== Exercise requirements ==
Reproduce the listing below word for word, with no pictures.

======== Given entries ========

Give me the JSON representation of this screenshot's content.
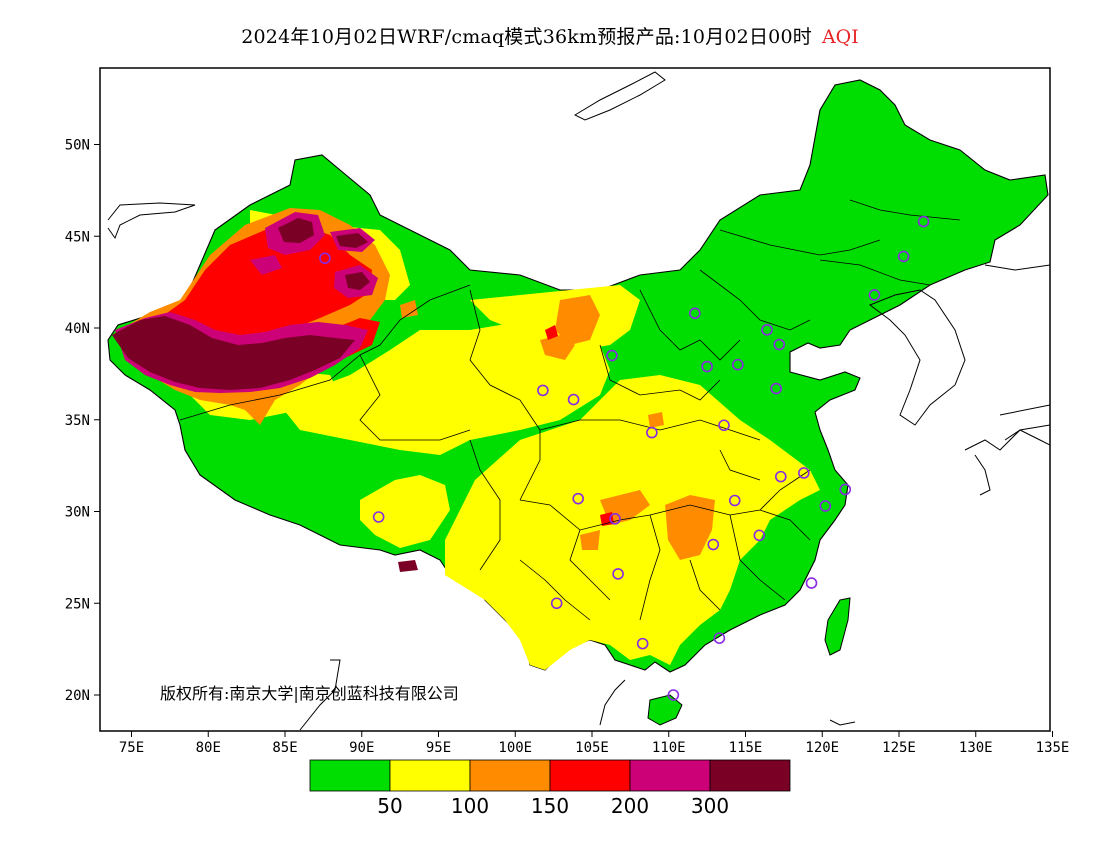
{
  "title": {
    "text": "2024年10月02日WRF/cmaq模式36km预报产品:10月02日00时",
    "variable": "AQI",
    "variable_color": "#e8262a"
  },
  "axes": {
    "lat_ticks": [
      "50N",
      "45N",
      "40N",
      "35N",
      "30N",
      "25N",
      "20N"
    ],
    "lon_ticks": [
      "75E",
      "80E",
      "85E",
      "90E",
      "95E",
      "100E",
      "105E",
      "110E",
      "115E",
      "120E",
      "125E",
      "130E",
      "135E"
    ],
    "lat_range": [
      18,
      54
    ],
    "lon_range": [
      73,
      135
    ]
  },
  "copyright": "版权所有:南京大学|南京创蓝科技有限公司",
  "legend": {
    "colors": [
      "#00dd00",
      "#ffff00",
      "#ff8c00",
      "#ff0000",
      "#cc0077",
      "#7a0025"
    ],
    "labels": [
      "50",
      "100",
      "150",
      "200",
      "300"
    ]
  },
  "palette": {
    "good": "#00dd00",
    "moderate": "#ffff00",
    "usg": "#ff8c00",
    "unhealthy": "#ff0000",
    "very_unhealthy": "#cc0077",
    "hazardous": "#7a0025"
  },
  "stations": [
    {
      "lon": 87.6,
      "lat": 43.8
    },
    {
      "lon": 91.1,
      "lat": 29.7
    },
    {
      "lon": 101.8,
      "lat": 36.6
    },
    {
      "lon": 103.8,
      "lat": 36.1
    },
    {
      "lon": 106.3,
      "lat": 38.5
    },
    {
      "lon": 104.1,
      "lat": 30.7
    },
    {
      "lon": 106.5,
      "lat": 29.6
    },
    {
      "lon": 106.7,
      "lat": 26.6
    },
    {
      "lon": 102.7,
      "lat": 25.0
    },
    {
      "lon": 108.9,
      "lat": 34.3
    },
    {
      "lon": 111.7,
      "lat": 40.8
    },
    {
      "lon": 112.5,
      "lat": 37.9
    },
    {
      "lon": 114.5,
      "lat": 38.0
    },
    {
      "lon": 116.4,
      "lat": 39.9
    },
    {
      "lon": 117.2,
      "lat": 39.1
    },
    {
      "lon": 117.0,
      "lat": 36.7
    },
    {
      "lon": 113.6,
      "lat": 34.7
    },
    {
      "lon": 117.3,
      "lat": 31.9
    },
    {
      "lon": 118.8,
      "lat": 32.1
    },
    {
      "lon": 121.5,
      "lat": 31.2
    },
    {
      "lon": 120.2,
      "lat": 30.3
    },
    {
      "lon": 114.3,
      "lat": 30.6
    },
    {
      "lon": 112.9,
      "lat": 28.2
    },
    {
      "lon": 115.9,
      "lat": 28.7
    },
    {
      "lon": 119.3,
      "lat": 26.1
    },
    {
      "lon": 113.3,
      "lat": 23.1
    },
    {
      "lon": 108.3,
      "lat": 22.8
    },
    {
      "lon": 110.3,
      "lat": 20.0
    },
    {
      "lon": 123.4,
      "lat": 41.8
    },
    {
      "lon": 125.3,
      "lat": 43.9
    },
    {
      "lon": 126.6,
      "lat": 45.8
    }
  ]
}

========

== The output ==
Give me the JSON representation of this screenshot's content.
{
  "title": {
    "text": "2024年10月02日WRF/cmaq模式36km预报产品:10月02日00时",
    "variable": "AQI",
    "variable_color": "#e8262a"
  },
  "axes": {
    "lat_ticks": [
      "50N",
      "45N",
      "40N",
      "35N",
      "30N",
      "25N",
      "20N"
    ],
    "lon_ticks": [
      "75E",
      "80E",
      "85E",
      "90E",
      "95E",
      "100E",
      "105E",
      "110E",
      "115E",
      "120E",
      "125E",
      "130E",
      "135E"
    ],
    "lat_range": [
      18,
      54
    ],
    "lon_range": [
      73,
      135
    ]
  },
  "copyright": "版权所有:南京大学|南京创蓝科技有限公司",
  "legend": {
    "colors": [
      "#00dd00",
      "#ffff00",
      "#ff8c00",
      "#ff0000",
      "#cc0077",
      "#7a0025"
    ],
    "labels": [
      "50",
      "100",
      "150",
      "200",
      "300"
    ]
  },
  "palette": {
    "good": "#00dd00",
    "moderate": "#ffff00",
    "usg": "#ff8c00",
    "unhealthy": "#ff0000",
    "very_unhealthy": "#cc0077",
    "hazardous": "#7a0025"
  },
  "stations": [
    {
      "lon": 87.6,
      "lat": 43.8
    },
    {
      "lon": 91.1,
      "lat": 29.7
    },
    {
      "lon": 101.8,
      "lat": 36.6
    },
    {
      "lon": 103.8,
      "lat": 36.1
    },
    {
      "lon": 106.3,
      "lat": 38.5
    },
    {
      "lon": 104.1,
      "lat": 30.7
    },
    {
      "lon": 106.5,
      "lat": 29.6
    },
    {
      "lon": 106.7,
      "lat": 26.6
    },
    {
      "lon": 102.7,
      "lat": 25.0
    },
    {
      "lon": 108.9,
      "lat": 34.3
    },
    {
      "lon": 111.7,
      "lat": 40.8
    },
    {
      "lon": 112.5,
      "lat": 37.9
    },
    {
      "lon": 114.5,
      "lat": 38.0
    },
    {
      "lon": 116.4,
      "lat": 39.9
    },
    {
      "lon": 117.2,
      "lat": 39.1
    },
    {
      "lon": 117.0,
      "lat": 36.7
    },
    {
      "lon": 113.6,
      "lat": 34.7
    },
    {
      "lon": 117.3,
      "lat": 31.9
    },
    {
      "lon": 118.8,
      "lat": 32.1
    },
    {
      "lon": 121.5,
      "lat": 31.2
    },
    {
      "lon": 120.2,
      "lat": 30.3
    },
    {
      "lon": 114.3,
      "lat": 30.6
    },
    {
      "lon": 112.9,
      "lat": 28.2
    },
    {
      "lon": 115.9,
      "lat": 28.7
    },
    {
      "lon": 119.3,
      "lat": 26.1
    },
    {
      "lon": 113.3,
      "lat": 23.1
    },
    {
      "lon": 108.3,
      "lat": 22.8
    },
    {
      "lon": 110.3,
      "lat": 20.0
    },
    {
      "lon": 123.4,
      "lat": 41.8
    },
    {
      "lon": 125.3,
      "lat": 43.9
    },
    {
      "lon": 126.6,
      "lat": 45.8
    }
  ]
}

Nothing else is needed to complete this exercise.